**Material**.

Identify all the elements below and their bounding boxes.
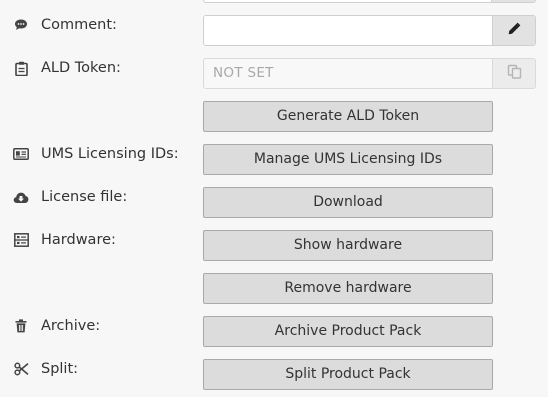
id-card-icon xyxy=(12,145,30,163)
pencil-icon xyxy=(507,21,521,40)
ald-token-copy-button[interactable] xyxy=(492,59,535,88)
comment-input[interactable] xyxy=(204,16,493,45)
show-hardware-button[interactable]: Show hardware xyxy=(203,230,493,261)
scissors-icon xyxy=(12,360,30,378)
hardware-label: Hardware: xyxy=(41,232,116,248)
ald-token-value: NOT SET xyxy=(213,65,274,81)
split-product-pack-button[interactable]: Split Product Pack xyxy=(203,359,493,390)
download-license-button[interactable]: Download xyxy=(203,187,493,218)
previous-field-addon[interactable] xyxy=(491,0,535,2)
copy-icon xyxy=(507,64,522,83)
archive-product-pack-button[interactable]: Archive Product Pack xyxy=(203,316,493,347)
split-label: Split: xyxy=(41,361,79,377)
clipboard-icon xyxy=(12,59,30,77)
manage-ums-licensing-ids-button[interactable]: Manage UMS Licensing IDs xyxy=(203,144,493,175)
ald-token-label: ALD Token: xyxy=(41,60,121,76)
trash-icon xyxy=(12,317,30,335)
hardware-list-icon xyxy=(12,231,30,249)
comment-label: Comment: xyxy=(41,17,117,33)
previous-field[interactable] xyxy=(203,0,536,3)
generate-ald-token-button[interactable]: Generate ALD Token xyxy=(203,101,493,132)
remove-hardware-button[interactable]: Remove hardware xyxy=(203,273,493,304)
ald-token-field: NOT SET xyxy=(203,58,536,89)
ums-licensing-ids-label: UMS Licensing IDs: xyxy=(41,146,179,162)
archive-label: Archive: xyxy=(41,318,101,334)
comment-field xyxy=(203,15,536,46)
comment-icon xyxy=(12,16,30,34)
cloud-download-icon xyxy=(12,188,30,206)
license-file-label: License file: xyxy=(41,189,128,205)
comment-edit-button[interactable] xyxy=(492,16,535,45)
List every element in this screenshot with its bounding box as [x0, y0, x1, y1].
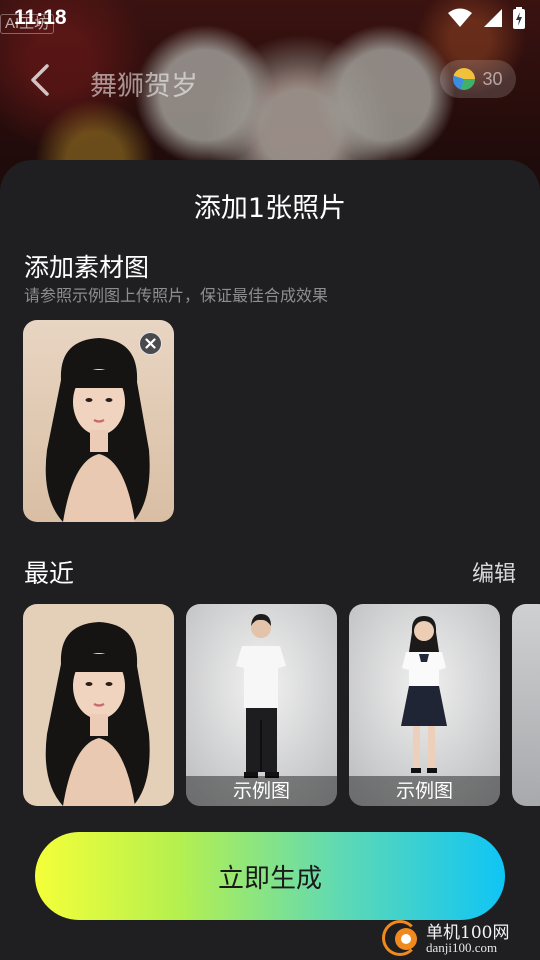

**Given request**. From the records above, pull out each line that contains the string "copy". Case counts.

**Task answer**.
ald-token-copy-button[interactable] xyxy=(492,59,535,88)
copy-icon xyxy=(507,64,522,83)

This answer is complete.